Conjunto de tareas:
(1) Indica si cada una de las afirmaciones (a), (b) y (c) concuerda con el texto sobre los incentivos fiscales, y justifica cada respuesta con una cita literal del texto. (a) El proyecto elimina los incentivos existentes. (b) La medida fue presentada por el ministro de Hacienda y Economía, Magín Díaz. (c) Díaz admitió que las atribuciones del ministerio no siempre se han aplicado de manera consistente.
(2) Retoma el texto sobre los incentivos fiscales y continúa su redacción a partir de la última oración.

Fragmento del documento:
· · · · ·

El Gobierno propuso fortalecer la supervisión de las leyes de incentivos fiscales para frenar abusos en la concesión de exenciones tributarias, en una admisión de que los controles actuales no han funcionado de manera uniforme. La medida, presentada por el ministro de Hacienda y Economía, Magín Díaz, forma parte del paquete fiscal y se centra en los recursos que el Estado deja de percibir por estos beneficios.
De acuerdo con el funcionario, el proyecto no suprime los incentivos existentes, pero sí procura dar una participación más activa al Ministerio de Hacienda y Economía en la evaluación de nuevas solicitudes. Díaz indicó que ya hay disposiciones que facultan a esa cartera a emitir opiniones sobre los incentivos, aunque admitió que esas atribuciones no siempre se han aplicado de manera consistente.

· · · · ·

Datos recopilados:
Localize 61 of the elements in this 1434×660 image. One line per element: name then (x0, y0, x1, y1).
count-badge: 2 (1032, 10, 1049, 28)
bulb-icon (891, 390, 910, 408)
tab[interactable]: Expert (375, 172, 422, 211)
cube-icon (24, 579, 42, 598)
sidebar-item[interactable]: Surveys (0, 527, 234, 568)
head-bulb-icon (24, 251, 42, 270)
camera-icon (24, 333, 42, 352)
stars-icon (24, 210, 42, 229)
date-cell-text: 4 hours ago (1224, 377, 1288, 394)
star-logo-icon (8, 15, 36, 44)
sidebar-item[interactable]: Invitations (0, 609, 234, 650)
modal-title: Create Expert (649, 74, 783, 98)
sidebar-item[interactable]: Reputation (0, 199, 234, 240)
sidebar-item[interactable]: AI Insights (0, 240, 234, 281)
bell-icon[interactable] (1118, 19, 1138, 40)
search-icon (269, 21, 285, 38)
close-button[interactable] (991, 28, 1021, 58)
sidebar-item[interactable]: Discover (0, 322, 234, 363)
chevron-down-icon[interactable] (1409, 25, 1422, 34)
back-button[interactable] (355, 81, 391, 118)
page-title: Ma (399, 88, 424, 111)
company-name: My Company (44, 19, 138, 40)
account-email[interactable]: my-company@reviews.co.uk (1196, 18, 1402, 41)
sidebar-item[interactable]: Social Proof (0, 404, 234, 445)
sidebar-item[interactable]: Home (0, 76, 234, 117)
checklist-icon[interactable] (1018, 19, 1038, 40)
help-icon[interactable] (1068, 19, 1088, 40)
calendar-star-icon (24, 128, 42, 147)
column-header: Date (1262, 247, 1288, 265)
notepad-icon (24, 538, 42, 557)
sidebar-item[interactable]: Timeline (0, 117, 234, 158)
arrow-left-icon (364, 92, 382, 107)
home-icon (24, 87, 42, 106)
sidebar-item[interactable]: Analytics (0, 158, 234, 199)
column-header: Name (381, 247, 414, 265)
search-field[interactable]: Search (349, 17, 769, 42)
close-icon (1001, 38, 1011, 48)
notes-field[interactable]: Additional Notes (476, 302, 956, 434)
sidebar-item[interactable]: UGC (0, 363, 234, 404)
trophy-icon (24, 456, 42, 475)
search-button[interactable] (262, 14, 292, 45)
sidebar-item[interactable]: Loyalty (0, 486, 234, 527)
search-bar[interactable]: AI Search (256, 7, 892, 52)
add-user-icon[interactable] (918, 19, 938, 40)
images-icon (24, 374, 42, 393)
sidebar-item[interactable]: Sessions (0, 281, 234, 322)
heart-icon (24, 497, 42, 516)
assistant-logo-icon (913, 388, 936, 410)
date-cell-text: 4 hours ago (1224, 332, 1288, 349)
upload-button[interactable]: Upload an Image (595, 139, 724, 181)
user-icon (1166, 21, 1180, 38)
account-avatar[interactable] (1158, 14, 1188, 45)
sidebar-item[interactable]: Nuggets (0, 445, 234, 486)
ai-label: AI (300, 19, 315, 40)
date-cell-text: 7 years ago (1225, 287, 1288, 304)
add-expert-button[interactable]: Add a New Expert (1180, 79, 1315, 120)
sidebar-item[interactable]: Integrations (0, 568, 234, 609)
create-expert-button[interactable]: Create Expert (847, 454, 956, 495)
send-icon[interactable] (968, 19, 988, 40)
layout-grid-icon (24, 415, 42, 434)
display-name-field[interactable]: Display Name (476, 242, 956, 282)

· · · · ·

Respuestas:
(1)
(a) No: «el proyecto no suprime los incentivos existentes».
(b) Sí: «La medida, presentada por el ministro de Hacienda y Economía, Magín Díaz».
(c) Sí: «admitió que esas atribuciones no siempre se han aplicado de manera consistente».

(2)
La iniciativa también dispone que toda objeción de Hacienda y Economía deberá ser validada por el presidente de la República, de modo que la revisión de exenciones queda supeditada a una decisión política en un asunto sensible para los ingresos públicos. El Gobierno sostiene que la intención es garantizar que los incentivos se otorguen conforme a la ley, produzcan el impacto económico previsto y eleven la eficiencia del sistema tributario, en medio de una discusión fiscal que vuelve a colocar bajo escrutinio el costo de las exenciones para el Estado.